• PAGE:
- - - - -

It might be worth storing the result of (h + l)/2 : on top of making things potentially more efficient, it does makes things much easier to read/write.

def binary_search(self, array, target):
    def _binary_search(a, l, h, t):
        if l == h:
            return None
        mid = (h + l)/2
        if a[mid] == t:
            return mid
        elif a[mid] > t:
            return _binary_search(a, l, mid, t)
        elif a[mid] < t:
            return _binary_search(a, mid + 1, h, t)
        else:
            return None

    return _binary_search(array, 0, len(array) - 1, target)

Then, it becomes easier to see that the last branch cannot be reached.

def binary_search(self, array, target):
    def _binary_search(a, l, h, t):
        if l == h:
            return None
        mid = (h + l)/2
        if a[mid] == t:
            return mid
        elif a[mid] > t:
            return _binary_search(a, l, mid, t)
        else: 
            assert a[mid] < t
            return _binary_search(a, mid + 1, h, t)

    return _binary_search(array, 0, len(array) - 1, target)

- - - - -

• DATASET ROWS:
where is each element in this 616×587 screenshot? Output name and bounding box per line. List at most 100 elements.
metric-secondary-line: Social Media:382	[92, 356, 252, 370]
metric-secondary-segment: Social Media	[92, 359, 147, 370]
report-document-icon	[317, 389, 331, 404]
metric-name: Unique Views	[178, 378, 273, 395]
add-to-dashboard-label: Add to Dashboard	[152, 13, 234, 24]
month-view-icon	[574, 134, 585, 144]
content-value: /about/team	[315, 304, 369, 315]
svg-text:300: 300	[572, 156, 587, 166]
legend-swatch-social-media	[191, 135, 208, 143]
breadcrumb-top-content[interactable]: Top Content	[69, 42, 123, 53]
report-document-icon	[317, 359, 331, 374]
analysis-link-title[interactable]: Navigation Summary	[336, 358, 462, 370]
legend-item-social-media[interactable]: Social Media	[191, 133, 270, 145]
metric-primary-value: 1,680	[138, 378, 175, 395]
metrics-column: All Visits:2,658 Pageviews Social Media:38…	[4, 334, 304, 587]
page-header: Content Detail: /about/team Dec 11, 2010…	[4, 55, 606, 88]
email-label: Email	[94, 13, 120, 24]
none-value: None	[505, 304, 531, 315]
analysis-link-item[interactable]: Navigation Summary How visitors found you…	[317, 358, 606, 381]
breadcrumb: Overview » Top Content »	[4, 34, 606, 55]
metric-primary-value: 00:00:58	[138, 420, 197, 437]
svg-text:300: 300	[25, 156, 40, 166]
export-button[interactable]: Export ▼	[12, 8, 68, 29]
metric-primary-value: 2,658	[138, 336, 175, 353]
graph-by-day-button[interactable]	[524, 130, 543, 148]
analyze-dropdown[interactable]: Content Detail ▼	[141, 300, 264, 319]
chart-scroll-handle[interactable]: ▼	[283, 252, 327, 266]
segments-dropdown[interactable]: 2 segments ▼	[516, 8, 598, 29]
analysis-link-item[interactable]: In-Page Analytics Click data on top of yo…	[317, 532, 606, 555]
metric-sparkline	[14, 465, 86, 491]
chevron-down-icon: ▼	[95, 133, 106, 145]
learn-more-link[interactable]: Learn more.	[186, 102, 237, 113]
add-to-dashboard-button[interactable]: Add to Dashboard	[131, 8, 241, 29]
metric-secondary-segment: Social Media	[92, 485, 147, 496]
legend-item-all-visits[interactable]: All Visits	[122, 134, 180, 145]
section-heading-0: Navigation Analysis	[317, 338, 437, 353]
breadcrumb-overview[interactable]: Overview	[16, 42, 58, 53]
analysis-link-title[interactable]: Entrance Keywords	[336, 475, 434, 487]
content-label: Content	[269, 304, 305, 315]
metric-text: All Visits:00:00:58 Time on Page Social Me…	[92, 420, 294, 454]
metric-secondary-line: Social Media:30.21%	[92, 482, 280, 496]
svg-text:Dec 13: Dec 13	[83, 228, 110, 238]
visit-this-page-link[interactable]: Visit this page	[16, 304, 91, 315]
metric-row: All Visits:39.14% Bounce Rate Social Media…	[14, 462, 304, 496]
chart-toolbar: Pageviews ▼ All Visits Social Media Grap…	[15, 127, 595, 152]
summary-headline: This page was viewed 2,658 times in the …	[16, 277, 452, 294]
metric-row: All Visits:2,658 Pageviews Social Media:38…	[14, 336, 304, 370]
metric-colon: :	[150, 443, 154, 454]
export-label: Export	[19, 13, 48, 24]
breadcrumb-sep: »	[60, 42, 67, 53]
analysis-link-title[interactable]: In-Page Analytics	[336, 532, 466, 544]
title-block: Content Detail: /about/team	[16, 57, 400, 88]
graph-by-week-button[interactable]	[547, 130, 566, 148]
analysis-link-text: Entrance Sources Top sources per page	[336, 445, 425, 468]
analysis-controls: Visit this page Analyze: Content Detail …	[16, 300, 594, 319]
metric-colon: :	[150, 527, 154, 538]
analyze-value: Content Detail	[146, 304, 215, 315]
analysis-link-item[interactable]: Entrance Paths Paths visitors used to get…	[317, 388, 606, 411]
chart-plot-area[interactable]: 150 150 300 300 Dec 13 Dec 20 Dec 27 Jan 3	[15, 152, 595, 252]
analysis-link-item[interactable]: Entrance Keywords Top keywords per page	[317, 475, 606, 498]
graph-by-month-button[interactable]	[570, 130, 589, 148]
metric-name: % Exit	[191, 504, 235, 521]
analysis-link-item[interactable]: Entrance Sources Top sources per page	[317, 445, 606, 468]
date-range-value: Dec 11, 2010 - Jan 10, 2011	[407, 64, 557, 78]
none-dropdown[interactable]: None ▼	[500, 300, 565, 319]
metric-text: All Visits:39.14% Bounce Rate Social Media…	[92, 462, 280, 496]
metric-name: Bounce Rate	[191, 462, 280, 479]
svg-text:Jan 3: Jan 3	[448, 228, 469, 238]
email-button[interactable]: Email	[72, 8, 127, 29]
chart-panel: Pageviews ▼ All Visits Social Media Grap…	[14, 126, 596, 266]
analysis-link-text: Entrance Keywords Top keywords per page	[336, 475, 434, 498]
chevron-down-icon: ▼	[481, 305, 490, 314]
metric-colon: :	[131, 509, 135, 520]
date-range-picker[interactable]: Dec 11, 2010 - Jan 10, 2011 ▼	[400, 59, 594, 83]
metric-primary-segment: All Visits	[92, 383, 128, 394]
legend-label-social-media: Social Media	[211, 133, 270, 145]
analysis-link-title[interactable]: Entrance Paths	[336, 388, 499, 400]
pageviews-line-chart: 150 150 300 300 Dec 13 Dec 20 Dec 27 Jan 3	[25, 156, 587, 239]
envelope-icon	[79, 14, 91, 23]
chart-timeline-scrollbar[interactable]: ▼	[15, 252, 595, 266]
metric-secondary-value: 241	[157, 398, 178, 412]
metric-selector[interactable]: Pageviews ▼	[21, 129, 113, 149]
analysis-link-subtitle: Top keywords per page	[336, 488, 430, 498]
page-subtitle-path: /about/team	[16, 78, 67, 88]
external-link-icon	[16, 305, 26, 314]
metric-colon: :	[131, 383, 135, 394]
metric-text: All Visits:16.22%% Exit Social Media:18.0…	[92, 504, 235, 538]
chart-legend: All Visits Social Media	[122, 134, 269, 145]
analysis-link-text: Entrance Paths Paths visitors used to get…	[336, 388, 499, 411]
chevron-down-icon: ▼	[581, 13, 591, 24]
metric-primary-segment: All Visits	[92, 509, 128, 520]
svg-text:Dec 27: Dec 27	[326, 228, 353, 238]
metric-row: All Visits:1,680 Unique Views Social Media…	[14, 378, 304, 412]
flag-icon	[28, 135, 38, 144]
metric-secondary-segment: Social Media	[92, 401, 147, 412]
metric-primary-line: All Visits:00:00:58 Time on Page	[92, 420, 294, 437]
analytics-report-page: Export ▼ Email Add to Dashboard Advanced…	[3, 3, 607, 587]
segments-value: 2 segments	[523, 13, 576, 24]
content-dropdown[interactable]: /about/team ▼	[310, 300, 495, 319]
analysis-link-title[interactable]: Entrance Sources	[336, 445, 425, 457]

- - - - -

• REQUIRED ACTIONS:
1. In the first version of the code in the binary search text, which conditions are tested in the if and elif lines? List every one.
2. Do these statements agree with the binary search text? Answer yes or no for each, and quote the words that decide it.
(a) The text suggests storing the result of (h + l)/2.
(b) In the second version of the code, the last branch contains an assert.
(c) The outer function calls _binary_search with 1 as the low index.
3. Continue the binary search text from the point where it ends.

• RESPONSE LIST:
1.
l == h
a[mid] == t
a[mid] > t
a[mid] < t

2.
(a) Yes: "It might be worth storing the result of (h + l)/2"
(b) Yes: "assert a[mid] < t"
(c) No: "return _binary_search(array, 0, len(array) - 1, target)"

3.
Also, recursion is slow in Python but before falling for premature optimisations, let's check that things are working fine.

  1. assert binary_search2([], 1) is None fails : you should be doing if l>=h instead of if l==h.
  2. then assert binary_search2([1], 1) == 0 fails, let's replace l >=h by l > h.
  3. then assert binary_search2([2], 1) is None fails, let's replace _binary_search(a, l, mid, t) by _binary_search(a, l, mid - 1, t) to ensure the range becomes smaller and smaller.

Now, things seem to be working slighly better :

def binary_search(self, array, target):
    def _binary_search(a, l, h, t):
        if l > h:
            return None
        mid = (h + l)/2
        if a[mid] == t:
            return mid
        elif a[mid] > t:
            return _binary_search(a, l, mid -1 , t)
        else:
            assert a[mid] < t
            return _binary_search(a, mid + 1, h, t)
    return _binary_search(array, 0, len(array) - 1, target)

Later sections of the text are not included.